→ **Goal**
Where a line in the listing contains the string "Dashboard", copy that line out.

## begin

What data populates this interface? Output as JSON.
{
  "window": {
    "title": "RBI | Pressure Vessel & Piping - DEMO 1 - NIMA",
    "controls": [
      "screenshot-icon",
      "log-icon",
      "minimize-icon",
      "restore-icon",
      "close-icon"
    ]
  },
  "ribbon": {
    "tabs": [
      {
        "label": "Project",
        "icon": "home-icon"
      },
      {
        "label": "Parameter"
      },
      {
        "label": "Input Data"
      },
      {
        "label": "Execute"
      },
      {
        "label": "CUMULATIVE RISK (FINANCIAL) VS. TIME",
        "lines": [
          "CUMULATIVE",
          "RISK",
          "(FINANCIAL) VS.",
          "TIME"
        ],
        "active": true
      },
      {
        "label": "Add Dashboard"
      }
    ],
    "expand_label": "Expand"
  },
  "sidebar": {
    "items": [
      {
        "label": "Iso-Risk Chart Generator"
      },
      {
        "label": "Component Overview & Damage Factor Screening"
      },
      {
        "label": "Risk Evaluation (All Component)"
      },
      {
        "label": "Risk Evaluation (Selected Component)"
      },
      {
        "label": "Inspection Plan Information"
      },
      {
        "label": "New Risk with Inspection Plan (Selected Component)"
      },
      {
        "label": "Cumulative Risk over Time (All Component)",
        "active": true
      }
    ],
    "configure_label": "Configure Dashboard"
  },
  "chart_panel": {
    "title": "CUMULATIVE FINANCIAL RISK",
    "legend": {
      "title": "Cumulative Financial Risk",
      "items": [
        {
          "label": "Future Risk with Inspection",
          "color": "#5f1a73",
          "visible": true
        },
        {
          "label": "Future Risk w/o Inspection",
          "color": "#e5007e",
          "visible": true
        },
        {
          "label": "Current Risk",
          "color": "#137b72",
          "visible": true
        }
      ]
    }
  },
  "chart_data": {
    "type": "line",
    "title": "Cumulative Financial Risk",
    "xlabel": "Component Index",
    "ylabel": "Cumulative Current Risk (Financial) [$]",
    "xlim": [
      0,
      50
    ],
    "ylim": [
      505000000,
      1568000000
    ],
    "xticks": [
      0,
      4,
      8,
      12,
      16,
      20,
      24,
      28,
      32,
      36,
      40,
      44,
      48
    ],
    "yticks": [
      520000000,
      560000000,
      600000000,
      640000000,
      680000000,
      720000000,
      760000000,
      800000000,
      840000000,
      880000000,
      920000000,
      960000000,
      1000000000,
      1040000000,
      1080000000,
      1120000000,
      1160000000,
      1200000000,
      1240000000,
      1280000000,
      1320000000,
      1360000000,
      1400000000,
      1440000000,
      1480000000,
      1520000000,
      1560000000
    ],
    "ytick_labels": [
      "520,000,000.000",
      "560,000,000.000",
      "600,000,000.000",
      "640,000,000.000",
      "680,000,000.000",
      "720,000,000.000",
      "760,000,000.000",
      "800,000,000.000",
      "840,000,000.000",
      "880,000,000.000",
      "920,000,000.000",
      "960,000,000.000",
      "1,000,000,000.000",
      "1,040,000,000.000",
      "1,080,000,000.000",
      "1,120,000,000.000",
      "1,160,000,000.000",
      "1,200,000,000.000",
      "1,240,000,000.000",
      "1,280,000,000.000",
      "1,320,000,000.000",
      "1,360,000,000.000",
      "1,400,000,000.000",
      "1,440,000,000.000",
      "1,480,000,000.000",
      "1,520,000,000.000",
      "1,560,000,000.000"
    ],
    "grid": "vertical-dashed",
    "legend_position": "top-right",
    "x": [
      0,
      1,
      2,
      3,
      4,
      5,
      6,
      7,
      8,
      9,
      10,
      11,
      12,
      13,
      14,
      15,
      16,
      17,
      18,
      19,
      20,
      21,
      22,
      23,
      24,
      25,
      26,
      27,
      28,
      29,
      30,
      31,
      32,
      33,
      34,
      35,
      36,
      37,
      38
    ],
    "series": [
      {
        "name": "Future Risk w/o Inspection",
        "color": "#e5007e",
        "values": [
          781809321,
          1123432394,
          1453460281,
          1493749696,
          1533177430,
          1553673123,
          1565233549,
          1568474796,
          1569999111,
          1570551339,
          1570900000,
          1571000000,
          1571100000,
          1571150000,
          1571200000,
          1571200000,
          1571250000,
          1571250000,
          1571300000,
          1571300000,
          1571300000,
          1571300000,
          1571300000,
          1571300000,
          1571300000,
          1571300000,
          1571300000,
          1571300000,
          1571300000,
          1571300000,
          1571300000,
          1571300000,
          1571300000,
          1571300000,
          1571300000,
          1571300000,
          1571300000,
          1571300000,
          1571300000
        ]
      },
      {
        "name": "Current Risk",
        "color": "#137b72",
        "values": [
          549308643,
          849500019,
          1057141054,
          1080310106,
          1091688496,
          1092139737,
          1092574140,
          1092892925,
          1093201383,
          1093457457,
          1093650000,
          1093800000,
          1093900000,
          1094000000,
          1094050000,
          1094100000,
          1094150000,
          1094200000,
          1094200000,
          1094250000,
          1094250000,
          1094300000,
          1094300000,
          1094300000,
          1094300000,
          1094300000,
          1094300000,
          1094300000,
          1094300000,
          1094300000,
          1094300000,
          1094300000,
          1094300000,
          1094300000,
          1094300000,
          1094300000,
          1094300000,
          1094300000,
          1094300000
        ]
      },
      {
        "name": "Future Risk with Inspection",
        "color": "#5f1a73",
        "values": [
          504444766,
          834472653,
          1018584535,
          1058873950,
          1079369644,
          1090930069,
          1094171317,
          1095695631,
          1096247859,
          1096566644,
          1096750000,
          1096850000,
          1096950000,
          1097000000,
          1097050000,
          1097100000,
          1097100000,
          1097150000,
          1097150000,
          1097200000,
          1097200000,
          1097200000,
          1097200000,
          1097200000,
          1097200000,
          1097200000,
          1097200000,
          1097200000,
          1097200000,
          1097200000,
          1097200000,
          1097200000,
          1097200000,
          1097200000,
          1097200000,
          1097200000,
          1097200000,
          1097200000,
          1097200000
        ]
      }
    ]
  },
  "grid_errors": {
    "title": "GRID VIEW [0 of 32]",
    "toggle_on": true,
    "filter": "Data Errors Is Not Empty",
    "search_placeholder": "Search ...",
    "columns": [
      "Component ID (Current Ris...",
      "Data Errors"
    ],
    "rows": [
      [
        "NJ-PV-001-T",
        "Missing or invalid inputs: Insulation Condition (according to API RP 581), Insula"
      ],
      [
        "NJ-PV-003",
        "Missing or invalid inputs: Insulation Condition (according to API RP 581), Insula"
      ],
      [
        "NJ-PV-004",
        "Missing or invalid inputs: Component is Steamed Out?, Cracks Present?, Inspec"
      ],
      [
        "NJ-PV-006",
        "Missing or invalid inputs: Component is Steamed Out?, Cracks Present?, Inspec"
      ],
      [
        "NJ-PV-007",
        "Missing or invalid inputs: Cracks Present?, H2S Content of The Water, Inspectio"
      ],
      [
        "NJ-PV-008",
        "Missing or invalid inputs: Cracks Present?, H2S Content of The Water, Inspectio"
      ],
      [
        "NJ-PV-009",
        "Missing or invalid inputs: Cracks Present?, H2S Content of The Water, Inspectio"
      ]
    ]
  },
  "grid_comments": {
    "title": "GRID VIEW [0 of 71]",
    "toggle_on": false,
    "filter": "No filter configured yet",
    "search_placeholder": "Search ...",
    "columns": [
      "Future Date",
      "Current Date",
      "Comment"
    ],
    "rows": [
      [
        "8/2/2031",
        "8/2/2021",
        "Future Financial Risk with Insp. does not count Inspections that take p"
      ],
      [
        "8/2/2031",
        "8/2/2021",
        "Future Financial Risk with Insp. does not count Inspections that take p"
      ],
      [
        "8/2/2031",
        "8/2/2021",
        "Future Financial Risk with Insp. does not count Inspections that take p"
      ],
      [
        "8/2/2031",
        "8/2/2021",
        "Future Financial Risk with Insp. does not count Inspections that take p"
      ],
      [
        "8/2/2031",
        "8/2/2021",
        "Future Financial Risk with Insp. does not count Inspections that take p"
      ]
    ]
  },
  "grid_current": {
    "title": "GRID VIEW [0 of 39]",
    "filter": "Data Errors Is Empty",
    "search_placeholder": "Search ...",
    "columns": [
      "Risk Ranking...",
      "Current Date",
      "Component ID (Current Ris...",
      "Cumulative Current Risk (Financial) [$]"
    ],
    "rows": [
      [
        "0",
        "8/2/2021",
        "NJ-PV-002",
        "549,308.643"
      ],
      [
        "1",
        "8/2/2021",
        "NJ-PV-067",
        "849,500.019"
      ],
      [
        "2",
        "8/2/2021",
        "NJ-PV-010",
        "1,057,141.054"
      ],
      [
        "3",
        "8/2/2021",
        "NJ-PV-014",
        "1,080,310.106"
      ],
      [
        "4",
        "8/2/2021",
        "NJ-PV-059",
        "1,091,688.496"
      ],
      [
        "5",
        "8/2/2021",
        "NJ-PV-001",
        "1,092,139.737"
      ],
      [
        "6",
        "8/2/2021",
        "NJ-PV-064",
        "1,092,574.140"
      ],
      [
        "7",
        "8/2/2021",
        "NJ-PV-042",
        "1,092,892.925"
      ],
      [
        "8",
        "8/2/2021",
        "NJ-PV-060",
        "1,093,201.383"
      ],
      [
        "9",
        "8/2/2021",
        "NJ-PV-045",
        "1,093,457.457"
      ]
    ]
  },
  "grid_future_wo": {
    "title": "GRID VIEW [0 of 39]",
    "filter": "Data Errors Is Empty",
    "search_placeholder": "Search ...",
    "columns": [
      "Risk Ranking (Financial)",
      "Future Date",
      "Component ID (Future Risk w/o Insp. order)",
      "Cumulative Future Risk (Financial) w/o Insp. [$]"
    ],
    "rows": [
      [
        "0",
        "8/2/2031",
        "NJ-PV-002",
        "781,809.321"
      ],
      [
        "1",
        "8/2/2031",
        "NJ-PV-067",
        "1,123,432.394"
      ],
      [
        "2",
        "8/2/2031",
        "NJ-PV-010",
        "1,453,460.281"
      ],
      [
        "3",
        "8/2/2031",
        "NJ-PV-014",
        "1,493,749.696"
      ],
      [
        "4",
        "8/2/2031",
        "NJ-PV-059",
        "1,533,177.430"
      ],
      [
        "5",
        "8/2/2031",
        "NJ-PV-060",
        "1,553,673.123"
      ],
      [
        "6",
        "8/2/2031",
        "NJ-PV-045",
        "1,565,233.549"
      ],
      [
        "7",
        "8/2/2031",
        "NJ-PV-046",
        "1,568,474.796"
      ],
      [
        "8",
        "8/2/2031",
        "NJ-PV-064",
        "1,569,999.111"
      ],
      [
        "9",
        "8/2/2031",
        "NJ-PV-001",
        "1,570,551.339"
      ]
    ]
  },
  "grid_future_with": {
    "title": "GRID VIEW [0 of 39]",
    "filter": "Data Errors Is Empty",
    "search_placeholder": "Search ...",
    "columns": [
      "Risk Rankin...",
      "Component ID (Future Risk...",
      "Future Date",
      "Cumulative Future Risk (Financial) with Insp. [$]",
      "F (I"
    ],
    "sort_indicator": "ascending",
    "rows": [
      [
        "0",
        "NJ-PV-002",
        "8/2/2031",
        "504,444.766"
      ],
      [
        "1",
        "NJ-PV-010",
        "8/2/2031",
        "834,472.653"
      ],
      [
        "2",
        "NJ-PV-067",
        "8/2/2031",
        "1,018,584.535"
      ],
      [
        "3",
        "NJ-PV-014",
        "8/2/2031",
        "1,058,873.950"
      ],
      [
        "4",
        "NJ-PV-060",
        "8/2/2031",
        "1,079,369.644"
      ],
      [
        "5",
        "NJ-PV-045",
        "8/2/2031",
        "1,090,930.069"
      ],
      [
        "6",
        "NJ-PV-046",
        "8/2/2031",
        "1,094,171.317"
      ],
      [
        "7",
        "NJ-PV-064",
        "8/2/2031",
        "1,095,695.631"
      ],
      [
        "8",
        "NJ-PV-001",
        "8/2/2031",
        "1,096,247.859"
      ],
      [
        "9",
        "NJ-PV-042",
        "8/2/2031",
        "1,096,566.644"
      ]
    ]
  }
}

## end

→ **The answer**
        "label": "Add Dashboard"
    "configure_label": "Configure Dashboard"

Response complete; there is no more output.